Reproduce the listing below exactly, minus its pictures.
--- Data provided ---
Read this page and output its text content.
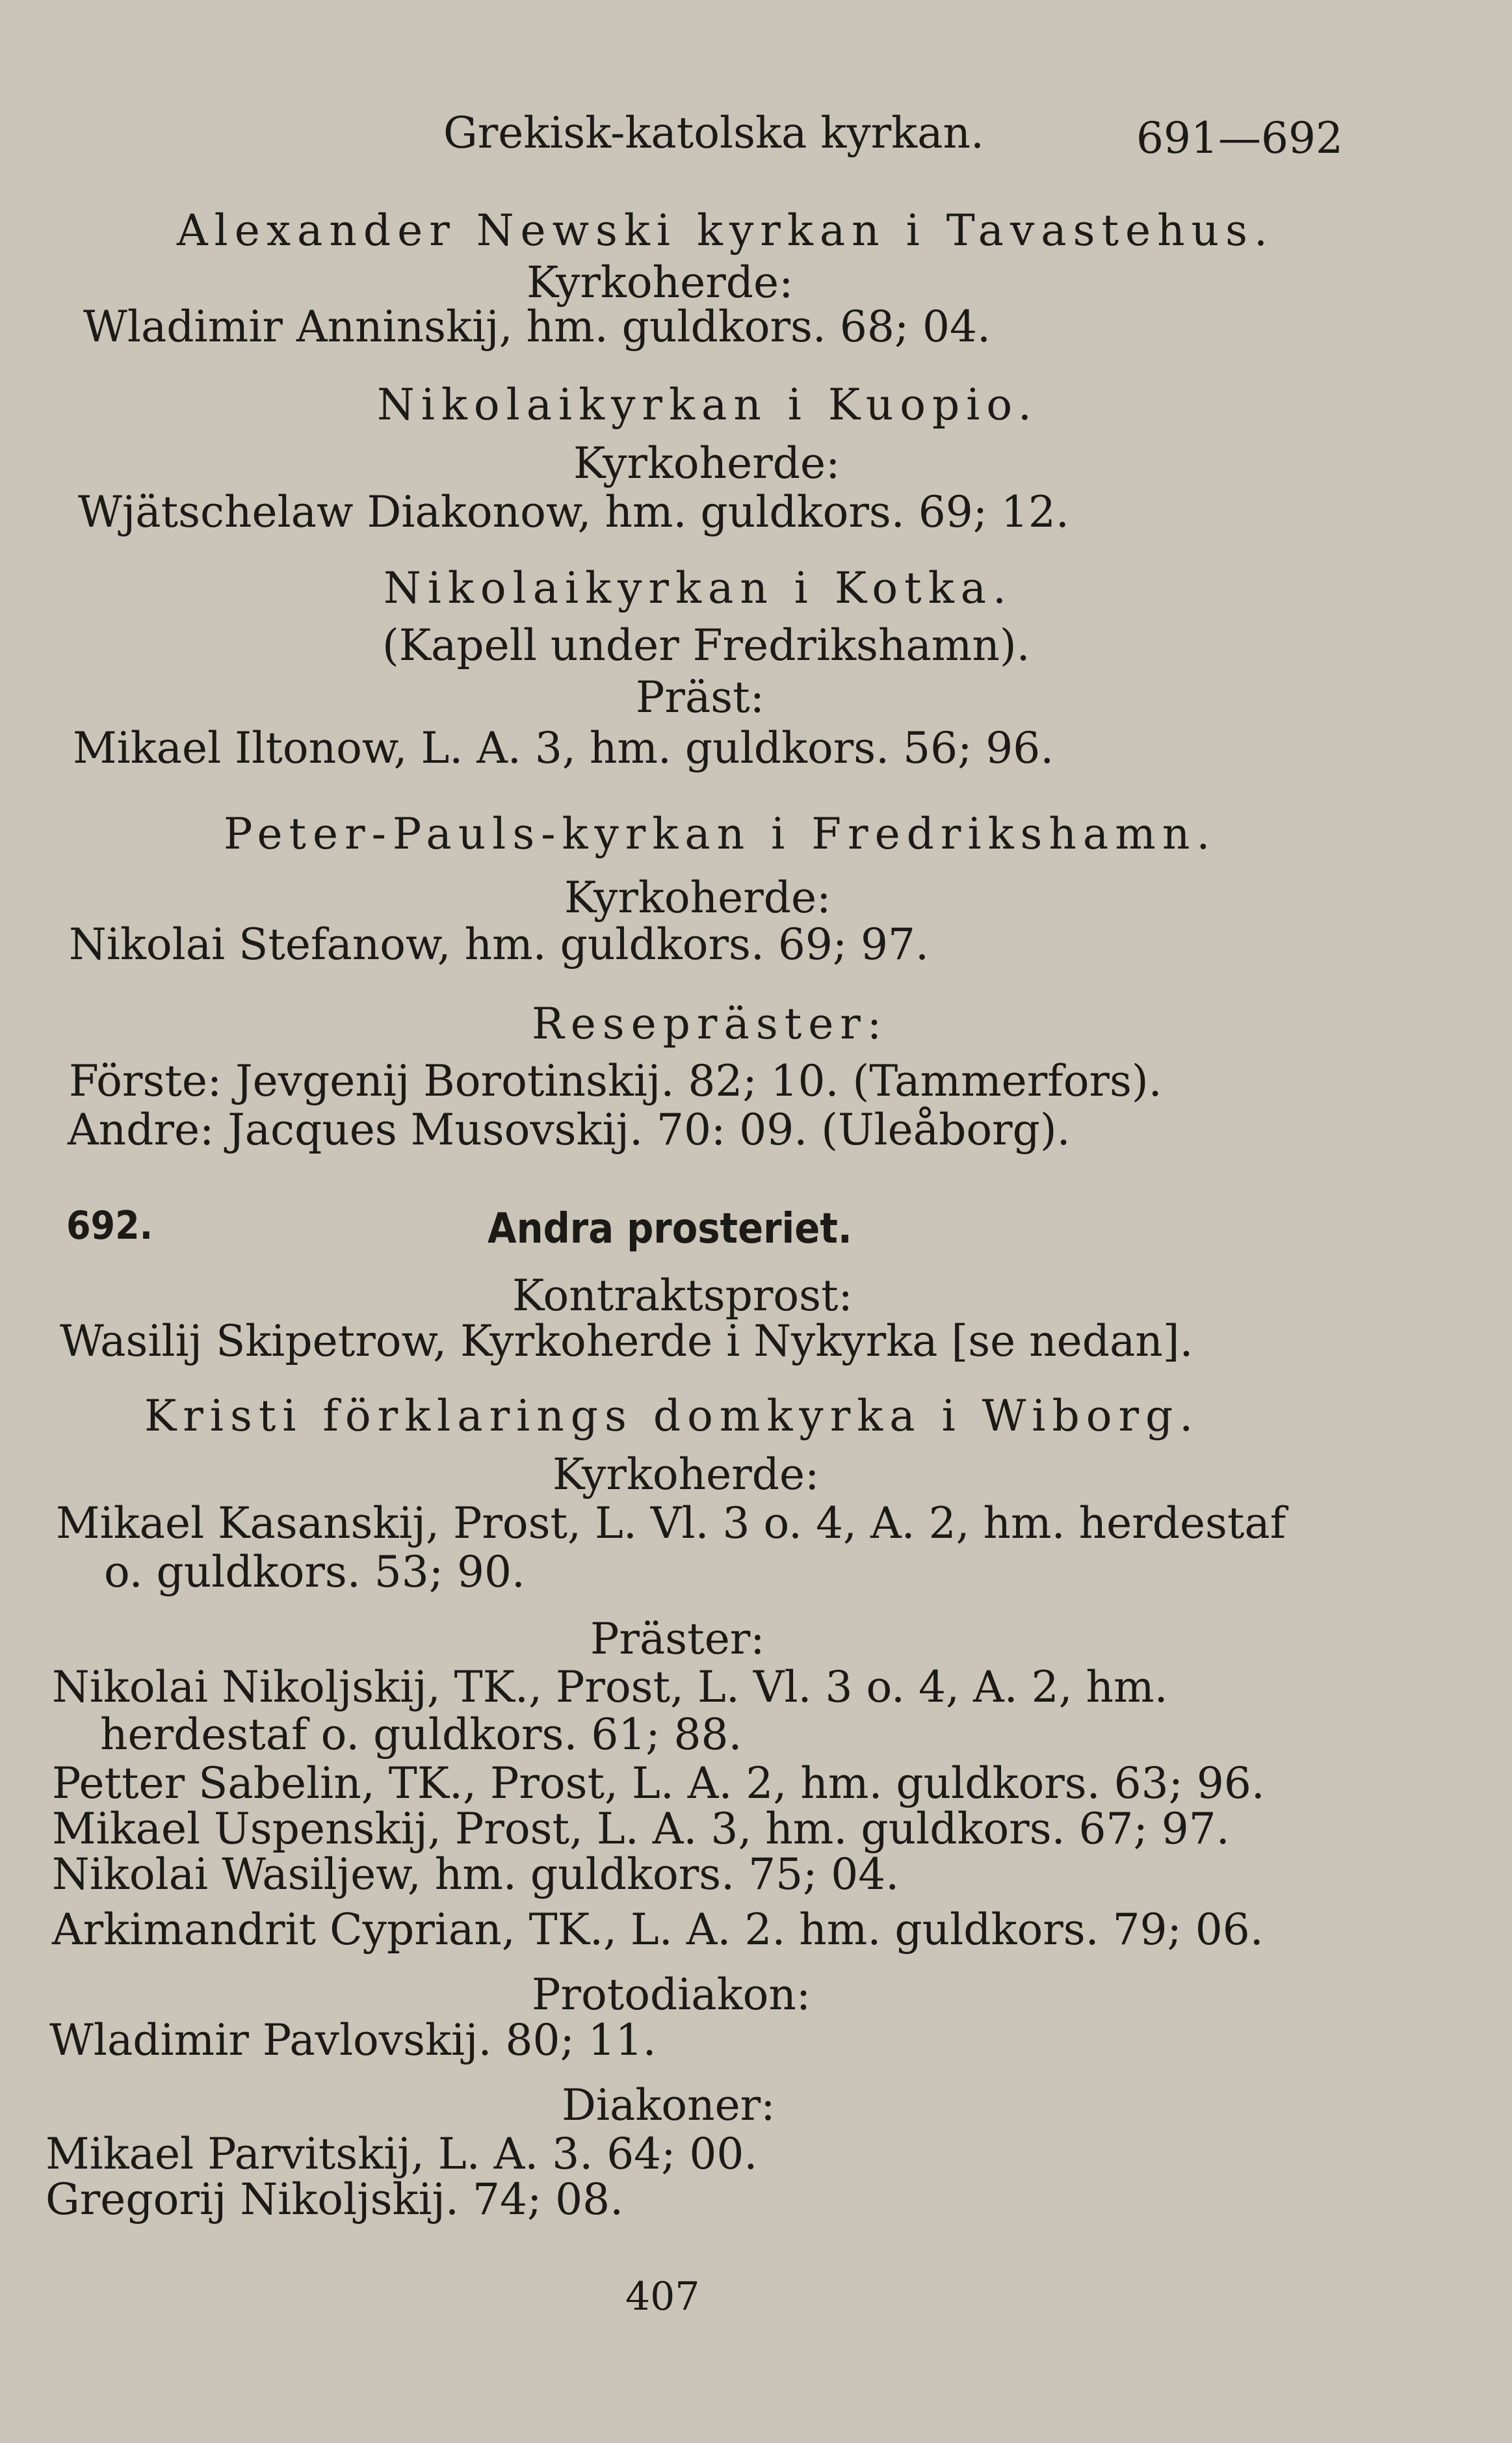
Grekisk-katolska kyrkan.	691—692
Alexander Newski kyrkan i Tavastehus.
Kyrkoherde:
Wladimir Anninskij, hm. guldkors. 68; 04.
Nikolaikyrkan i Kuopio.
Kyrkoherde:
Wjätschelaw Diakonow, hm. guldkors. 69; 12.
Nikolaikyrkan i Kotka.
(Kapell under Fredrikshamn).
Präst:
Mikael Iltonow, L. A. 3, hm. guldkors. 56; 96.
Peter-Pauls-kyrkan i Fredrikshamn.
Kyrkoherde:
Nikolai Stefanow, hm. guldkors. 69; 97.
Resepräster:
Förste: Jevgenij Borotinskij. 82; 10. (Tammerfors).
Andre: Jacques Musovskij. 70: 09. (Uleåborg).
692.	Andra prosteriet.
Kontraktsprost:
Wasilij Skipetrow, Kyrkoherde i Nykyrka [se nedan].
Kristi förklarings domkyrka i Wiborg.
Kyrkoherde:
Mikael Kasanskij, Prost, L. Vl. 3 o. 4, A. 2, hm. herdestaf
o. guldkors. 53; 90.
Präster:
Nikolai Nikoljskij, TK., Prost, L. Vl. 3 o. 4, A. 2, hm.
herdestaf o. guldkors. 61; 88.
Petter Sabelin, TK., Prost, L. A. 2, hm. guldkors. 63; 96.
Mikael Uspenskij, Prost, L. A. 3, hm. guldkors. 67; 97.
Nikolai Wasiljew, hm. guldkors. 75; 04.
Arkimandrit Cyprian, TK., L. A. 2. hm. guldkors. 79; 06.
Protodiakon:
Wladimir Pavlovskij. 80; 11.
Diakoner:
Mikael Parvitskij, L. A. 3. 64; 00.
Gregorij Nikoljskij. 74; 08.
407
---
» **Written response**:
Read this page and output its text content.
Grekisk-katolska kyrkan.	691—692
Alexander Newski kyrkan i Tavastehus.
Kyrkoherde:
Wladimir Anninskij, hm. guldkors. 68; 04.
Nikolaikyrkan i Kuopio.
Kyrkoherde:
Wjätschelaw Diakonow, hm. guldkors. 69; 12.
Nikolaikyrkan i Kotka.
(Kapell under Fredrikshamn).
Präst:
Mikael Iltonow, L. A. 3, hm. guldkors. 56; 96.
Peter-Pauls-kyrkan i Fredrikshamn.
Kyrkoherde:
Nikolai Stefanow, hm. guldkors. 69; 97.
Resepräster:
Förste: Jevgenij Borotinskij. 82; 10. (Tammerfors).
Andre: Jacques Musovskij. 70: 09. (Uleåborg).
692.	Andra prosteriet.
Kontraktsprost:
Wasilij Skipetrow, Kyrkoherde i Nykyrka [se nedan].
Kristi förklarings domkyrka i Wiborg.
Kyrkoherde:
Mikael Kasanskij, Prost, L. Vl. 3 o. 4, A. 2, hm. herdestaf
o. guldkors. 53; 90.
Präster:
Nikolai Nikoljskij, TK., Prost, L. Vl. 3 o. 4, A. 2, hm.
herdestaf o. guldkors. 61; 88.
Petter Sabelin, TK., Prost, L. A. 2, hm. guldkors. 63; 96.
Mikael Uspenskij, Prost, L. A. 3, hm. guldkors. 67; 97.
Nikolai Wasiljew, hm. guldkors. 75; 04.
Arkimandrit Cyprian, TK., L. A. 2. hm. guldkors. 79; 06.
Protodiakon:
Wladimir Pavlovskij. 80; 11.
Diakoner:
Mikael Parvitskij, L. A. 3. 64; 00.
Gregorij Nikoljskij. 74; 08.
407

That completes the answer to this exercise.